## WORK REQUEST 1
From the AvNav charts page below, output the passage starting at "You can get" and ending at "or inside AvNav.", with no changes.
## WORK REQUEST 2
According to the AvNav charts page below, which projection does AvNav use?
## WORK REQUEST 3
Please decide whether each statement agrees with the AvNav charts page below. Answer yes or no and quote the words from the page that settle it.
(a) At zoom level 1, the area is covered by 2x2 tiles.
(b) The number of layers should be limited to about ten.
(c) AvNav can use BSB .kap files directly, without conversion.

## SELECTED EXCERPT
----------
AvNav Charts and Overlays
Technical Background
To use charts in AvNav they have to be available in a tile format. This is a format used by services like OpenStreetMaps or GoogleMaps. A tile has (normally) a size of 256x256 pixel. The world is projected to a flat surface (imagine a paper cylinder wrapped around the earth at the aequator). Each point with it's coordinates (longitude/latitude) will pe projected at this cylinder. How this is performed in detail, which units will be used and whether the earth is considered as an ellipsoid or a sphere is described by the projection. AvNav is using the so called google mercator projection (earth considered a sphere) with the EPSG code 900913. The projected units are always meters (but can be converted to longitude and latitude). If you have charts using a different projection they have to be reprojected beforehand.The whole projection area is split into tiles. The zoom level determines
the number of tiles for the complete area. Zoom level 0 means:
complete earth (from -85°...+85°, outside these limits the projection is
undefined) is shown in one tile of 256x256 pixel. With each other level
there will be more tiles - level 1: 2x2 tiles, level 2: 4x4 tiles. The
most relevant zoom levels for our usage typically range from 7 to 18..19.
That means at level 19:2^19x2^19 tiles.
The openlayers library is used
to display the charts. This library loads the tiles based on zoom level
from the server (raspberry) and displays them on the screen. It is often
used in OpenStreatMap applications.
You can easily imagine the huge numbers of tiles required for higher zoom levels (if you try e.g. zoom 19 for all). Therefore it makes sense to follow the same approach we take for paper charts: for an overview a small zoom level is used, detail charts a bit more and e.g. port approaches with the highest levels 18 or 19 (60cm/pixel and 30cm/pixel). To still maintain a nice display experience the different detail levels can overlay the other tiles of less detail. If there is a better (higher) zoomlevel for an area this one will be displayed - otherwise the one with a lower zoom level (potentially up scaled). To not overload the display devices, the number of layers should be limited to 3...5 (depending on the device).
Additionally AvNav can display vector charts from o-charts (using the ocharts or ochartsng plugins) and S57 charts (after conversion using the ochartsng plugin). Those vector charts are converted to the described tiles "on the fly" by the plugins.
You can get charts from various source - either already in formats that AvNav can directly use (gemf, mbtiles) or in formats that have to be converted (like BSB - .kap files).
There are also tools available to download such charts outside of AvNav or inside AvNav.
----------
## RAW DATA

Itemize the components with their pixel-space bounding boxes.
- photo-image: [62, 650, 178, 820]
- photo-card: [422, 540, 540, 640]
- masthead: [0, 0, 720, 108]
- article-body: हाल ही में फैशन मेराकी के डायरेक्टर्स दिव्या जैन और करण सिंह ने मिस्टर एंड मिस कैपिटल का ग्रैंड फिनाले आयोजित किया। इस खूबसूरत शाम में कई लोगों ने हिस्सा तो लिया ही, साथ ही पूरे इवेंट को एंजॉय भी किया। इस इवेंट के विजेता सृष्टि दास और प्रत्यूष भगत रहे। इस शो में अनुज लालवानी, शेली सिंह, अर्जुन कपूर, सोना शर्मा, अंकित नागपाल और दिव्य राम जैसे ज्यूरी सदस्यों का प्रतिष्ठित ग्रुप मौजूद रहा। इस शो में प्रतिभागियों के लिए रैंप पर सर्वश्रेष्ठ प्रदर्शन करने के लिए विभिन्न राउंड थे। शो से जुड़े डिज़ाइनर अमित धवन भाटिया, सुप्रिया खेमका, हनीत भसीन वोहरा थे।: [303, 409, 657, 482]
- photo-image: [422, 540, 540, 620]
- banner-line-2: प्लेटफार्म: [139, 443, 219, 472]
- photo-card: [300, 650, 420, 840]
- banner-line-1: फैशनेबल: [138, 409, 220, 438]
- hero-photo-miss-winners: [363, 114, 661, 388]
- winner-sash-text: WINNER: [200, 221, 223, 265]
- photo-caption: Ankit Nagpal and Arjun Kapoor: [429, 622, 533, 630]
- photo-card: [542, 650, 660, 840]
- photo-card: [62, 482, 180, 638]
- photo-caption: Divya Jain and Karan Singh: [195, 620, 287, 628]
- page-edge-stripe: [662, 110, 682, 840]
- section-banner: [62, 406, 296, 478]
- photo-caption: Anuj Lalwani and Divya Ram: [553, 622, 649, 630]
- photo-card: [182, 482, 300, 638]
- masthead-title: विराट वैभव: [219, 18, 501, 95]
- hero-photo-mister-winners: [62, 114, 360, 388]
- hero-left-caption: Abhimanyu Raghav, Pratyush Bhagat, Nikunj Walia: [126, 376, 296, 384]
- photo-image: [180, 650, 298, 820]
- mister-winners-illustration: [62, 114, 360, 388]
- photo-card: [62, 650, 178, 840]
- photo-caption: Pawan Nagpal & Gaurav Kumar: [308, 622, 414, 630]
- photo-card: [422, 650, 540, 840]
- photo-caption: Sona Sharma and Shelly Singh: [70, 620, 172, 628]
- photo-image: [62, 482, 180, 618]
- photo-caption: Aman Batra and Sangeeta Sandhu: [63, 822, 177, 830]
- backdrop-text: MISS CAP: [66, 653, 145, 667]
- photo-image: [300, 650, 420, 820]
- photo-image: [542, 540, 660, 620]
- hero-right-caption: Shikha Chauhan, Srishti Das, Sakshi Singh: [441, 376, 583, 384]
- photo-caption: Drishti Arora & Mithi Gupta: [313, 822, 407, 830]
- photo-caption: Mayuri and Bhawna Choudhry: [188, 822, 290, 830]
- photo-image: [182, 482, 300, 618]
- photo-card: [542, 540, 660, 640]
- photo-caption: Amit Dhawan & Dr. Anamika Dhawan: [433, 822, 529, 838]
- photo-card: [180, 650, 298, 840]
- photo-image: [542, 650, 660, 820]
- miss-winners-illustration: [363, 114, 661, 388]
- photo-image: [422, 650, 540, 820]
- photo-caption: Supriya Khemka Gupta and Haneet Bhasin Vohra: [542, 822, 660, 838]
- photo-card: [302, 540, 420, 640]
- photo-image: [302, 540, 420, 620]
----------
## WRITTEN SOLUTION 1
You can get charts from various source - either already in formats that AvNav can directly use (gemf, mbtiles) or in formats that have to be converted (like BSB - .kap files).
There are also tools available to download such charts outside of AvNav or inside AvNav.

## WRITTEN SOLUTION 2
The google mercator projection (earth considered a sphere), with the EPSG code 900913.

## WRITTEN SOLUTION 3
(a) Yes: "level 1: 2x2 tiles"
(b) No: "the number of layers should be limited to 3...5 (depending on the device)"
(c) No: "or in formats that have to be converted (like BSB - .kap files)"